>>>

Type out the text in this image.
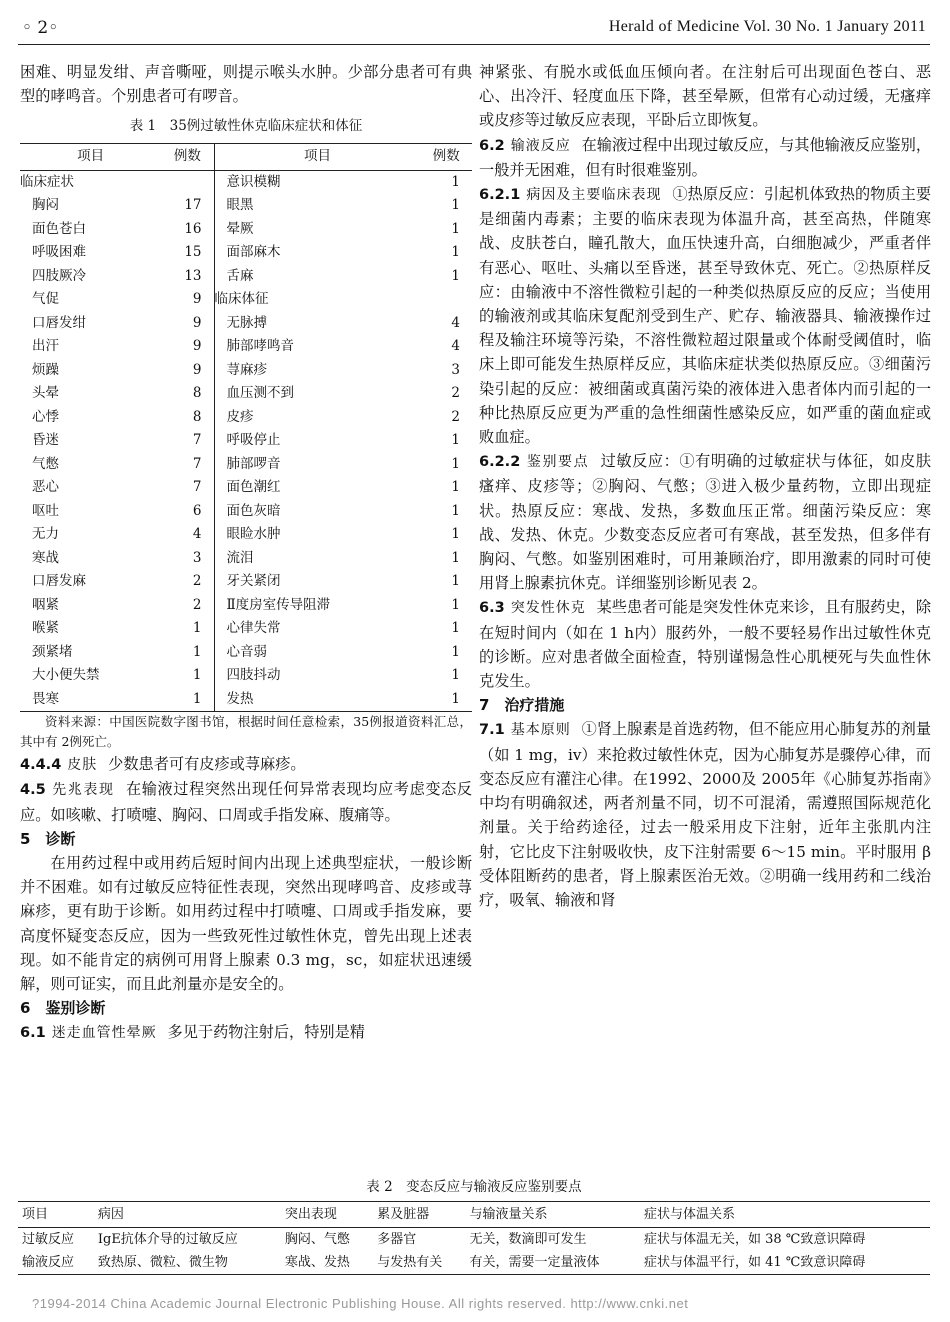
◦ 2◦	Herald of Medicine Vol. 30 No. 1 January 2011

困难、明显发绀、声音嘶哑，则提示喉头水肿。少部分患者可有典型的哮鸣音。个别患者可有啰音。

表 1　35例过敏性休克临床症状和体征
项目	例数	项目	例数
临床症状		意识模糊	1
胸闷	17	眼黑	1
面色苍白	16	晕厥	1
呼吸困难	15	面部麻木	1
四肢厥冷	13	舌麻	1
气促	9	临床体征	
口唇发绀	9	无脉搏	4
出汗	9	肺部哮鸣音	4
烦躁	9	荨麻疹	3
头晕	8	血压测不到	2
心悸	8	皮疹	2
昏迷	7	呼吸停止	1
气憋	7	肺部啰音	1
恶心	7	面色潮红	1
呕吐	6	面色灰暗	1
无力	4	眼睑水肿	1
寒战	3	流泪	1
口唇发麻	2	牙关紧闭	1
咽紧	2	Ⅱ度房室传导阻滞	1
喉紧	1	心律失常	1
颈紧堵	1	心音弱	1
大小便失禁	1	四肢抖动	1
畏寒	1	发热	1

资料来源：中国医院数字图书馆，根据时间任意检索，35例报道资料汇总，其中有 2例死亡。

4.4.4 皮肤 少数患者可有皮疹或荨麻疹。

4.5 先兆表现 在输液过程突然出现任何异常表现均应考虑变态反应。如咳嗽、打喷嚏、胸闷、口周或手指发麻、腹痛等。

5　诊断

在用药过程中或用药后短时间内出现上述典型症状，一般诊断并不困难。如有过敏反应特征性表现，突然出现哮鸣音、皮疹或荨麻疹，更有助于诊断。如用药过程中打喷嚏、口周或手指发麻，要高度怀疑变态反应，因为一些致死性过敏性休克，曾先出现上述表现。如不能肯定的病例可用肾上腺素 0.3 mg，sc，如症状迅速缓解，则可证实，而且此剂量亦是安全的。

6　鉴别诊断

6.1 迷走血管性晕厥 多见于药物注射后，特别是精

神紧张、有脱水或低血压倾向者。在注射后可出现面色苍白、恶心、出冷汗、轻度血压下降，甚至晕厥，但常有心动过缓，无瘙痒或皮疹等过敏反应表现，平卧后立即恢复。

6.2 输液反应 在输液过程中出现过敏反应，与其他输液反应鉴别，一般并无困难，但有时很难鉴别。

6.2.1 病因及主要临床表现 ①热原反应：引起机体致热的物质主要是细菌内毒素；主要的临床表现为体温升高，甚至高热，伴随寒战、皮肤苍白，瞳孔散大，血压快速升高，白细胞减少，严重者伴有恶心、呕吐、头痛以至昏迷，甚至导致休克、死亡。②热原样反应：由输液中不溶性微粒引起的一种类似热原反应的反应；当使用的输液剂或其临床复配剂受到生产、贮存、输液器具、输液操作过程及输注环境等污染，不溶性微粒超过限量或个体耐受阈值时，临床上即可能发生热原样反应，其临床症状类似热原反应。③细菌污染引起的反应：被细菌或真菌污染的液体进入患者体内而引起的一种比热原反应更为严重的急性细菌性感染反应，如严重的菌血症或败血症。

6.2.2 鉴别要点 过敏反应：①有明确的过敏症状与体征，如皮肤瘙痒、皮疹等；②胸闷、气憋；③进入极少量药物，立即出现症状。热原反应：寒战、发热，多数血压正常。细菌污染反应：寒战、发热、休克。少数变态反应者可有寒战，甚至发热，但多伴有胸闷、气憋。如鉴别困难时，可用兼顾治疗，即用激素的同时可使用肾上腺素抗休克。详细鉴别诊断见表 2。

6.3 突发性休克 某些患者可能是突发性休克来诊，且有服药史，除在短时间内（如在 1 h内）服药外，一般不要轻易作出过敏性休克的诊断。应对患者做全面检查，特别谨惕急性心肌梗死与失血性休克发生。

7　治疗措施

7.1 基本原则 ①肾上腺素是首选药物，但不能应用心肺复苏的剂量（如 1 mg，iv）来抢救过敏性休克，因为心肺复苏是骤停心律，而变态反应有灌注心律。在1992、2000及 2005年《心肺复苏指南》中均有明确叙述，两者剂量不同，切不可混淆，需遵照国际规范化剂量。关于给药途径，过去一般采用皮下注射，近年主张肌内注射，它比皮下注射吸收快，皮下注射需要 6～15 min。平时服用 β受体阻断药的患者，肾上腺素医治无效。②明确一线用药和二线治疗，吸氧、输液和肾

表 2　变态反应与输液反应鉴别要点
项目	病因	突出表现	累及脏器	与输液量关系	症状与体温关系
过敏反应	IgE抗体介导的过敏反应	胸闷、气憋	多器官	无关，数滴即可发生	症状与体温无关，如 38 ℃致意识障碍
输液反应	致热原、微粒、微生物	寒战、发热	与发热有关	有关，需要一定量液体	症状与体温平行，如 41 ℃致意识障碍
?1994-2014 China Academic Journal Electronic Publishing House. All rights reserved. http://www.cnki.net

<<<

Copy every line in the records above that contains the word "口周或手指发麻".

→ RESPONSE
4.5 先兆表现 在输液过程突然出现任何异常表现均应考虑变态反应。如咳嗽、打喷嚏、胸闷、口周或手指发麻、腹痛等。
在用药过程中或用药后短时间内出现上述典型症状，一般诊断并不困难。如有过敏反应特征性表现，突然出现哮鸣音、皮疹或荨麻疹，更有助于诊断。如用药过程中打喷嚏、口周或手指发麻，要高度怀疑变态反应，因为一些致死性过敏性休克，曾先出现上述表现。如不能肯定的病例可用肾上腺素 0.3 mg，sc，如症状迅速缓解，则可证实，而且此剂量亦是安全的。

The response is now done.